■ **REQUIRED WORK**
Scan the data below for the string "prices". Show every line where it turns up.

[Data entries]
◆ ◆ ◆ ◆ ◆
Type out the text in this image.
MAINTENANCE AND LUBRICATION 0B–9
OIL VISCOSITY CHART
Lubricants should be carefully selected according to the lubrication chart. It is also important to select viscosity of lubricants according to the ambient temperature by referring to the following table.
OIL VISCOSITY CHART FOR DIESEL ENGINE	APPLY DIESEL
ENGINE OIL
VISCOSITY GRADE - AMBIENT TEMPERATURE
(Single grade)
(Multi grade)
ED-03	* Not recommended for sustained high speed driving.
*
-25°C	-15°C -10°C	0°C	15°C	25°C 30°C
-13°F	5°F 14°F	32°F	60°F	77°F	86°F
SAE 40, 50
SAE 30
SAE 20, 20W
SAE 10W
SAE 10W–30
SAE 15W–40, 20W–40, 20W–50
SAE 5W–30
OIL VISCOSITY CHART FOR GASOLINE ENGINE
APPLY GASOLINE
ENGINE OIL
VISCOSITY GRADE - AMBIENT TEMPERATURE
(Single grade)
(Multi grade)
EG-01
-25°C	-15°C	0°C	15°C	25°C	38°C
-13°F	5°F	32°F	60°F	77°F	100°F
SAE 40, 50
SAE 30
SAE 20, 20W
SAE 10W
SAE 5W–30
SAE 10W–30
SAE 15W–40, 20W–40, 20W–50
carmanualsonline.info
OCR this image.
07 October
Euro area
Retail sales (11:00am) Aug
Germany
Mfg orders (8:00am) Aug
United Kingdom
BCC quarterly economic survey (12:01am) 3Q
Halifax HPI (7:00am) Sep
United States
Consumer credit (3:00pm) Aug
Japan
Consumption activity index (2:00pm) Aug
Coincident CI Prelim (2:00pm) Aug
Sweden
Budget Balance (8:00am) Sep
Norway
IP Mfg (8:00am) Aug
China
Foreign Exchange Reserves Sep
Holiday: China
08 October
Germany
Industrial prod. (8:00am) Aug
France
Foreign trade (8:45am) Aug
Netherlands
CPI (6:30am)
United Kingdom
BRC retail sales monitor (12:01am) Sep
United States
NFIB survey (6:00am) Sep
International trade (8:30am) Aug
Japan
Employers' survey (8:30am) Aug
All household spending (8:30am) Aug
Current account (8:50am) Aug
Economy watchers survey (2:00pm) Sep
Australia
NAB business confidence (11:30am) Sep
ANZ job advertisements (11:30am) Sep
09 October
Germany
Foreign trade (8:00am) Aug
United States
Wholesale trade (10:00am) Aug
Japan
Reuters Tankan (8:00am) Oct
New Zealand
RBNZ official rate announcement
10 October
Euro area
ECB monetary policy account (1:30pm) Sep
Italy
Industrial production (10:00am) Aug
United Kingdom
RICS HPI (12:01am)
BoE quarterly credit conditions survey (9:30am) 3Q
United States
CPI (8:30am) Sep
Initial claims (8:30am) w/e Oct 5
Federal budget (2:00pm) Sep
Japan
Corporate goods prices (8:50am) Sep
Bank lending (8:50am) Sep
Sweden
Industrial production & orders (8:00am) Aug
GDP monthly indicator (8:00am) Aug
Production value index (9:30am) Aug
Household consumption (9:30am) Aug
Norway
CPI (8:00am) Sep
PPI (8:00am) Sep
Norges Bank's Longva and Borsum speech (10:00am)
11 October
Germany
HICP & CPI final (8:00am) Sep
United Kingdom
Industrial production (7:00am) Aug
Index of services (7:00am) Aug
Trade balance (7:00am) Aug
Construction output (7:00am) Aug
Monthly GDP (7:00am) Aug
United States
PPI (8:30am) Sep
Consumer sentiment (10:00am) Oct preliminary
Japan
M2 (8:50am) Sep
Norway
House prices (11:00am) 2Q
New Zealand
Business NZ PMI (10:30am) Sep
◆ ◆ ◆ ◆ ◆
■ **WORKED ANSWER**
Corporate goods prices (8:50am) Sep
House prices (11:00am) 2Q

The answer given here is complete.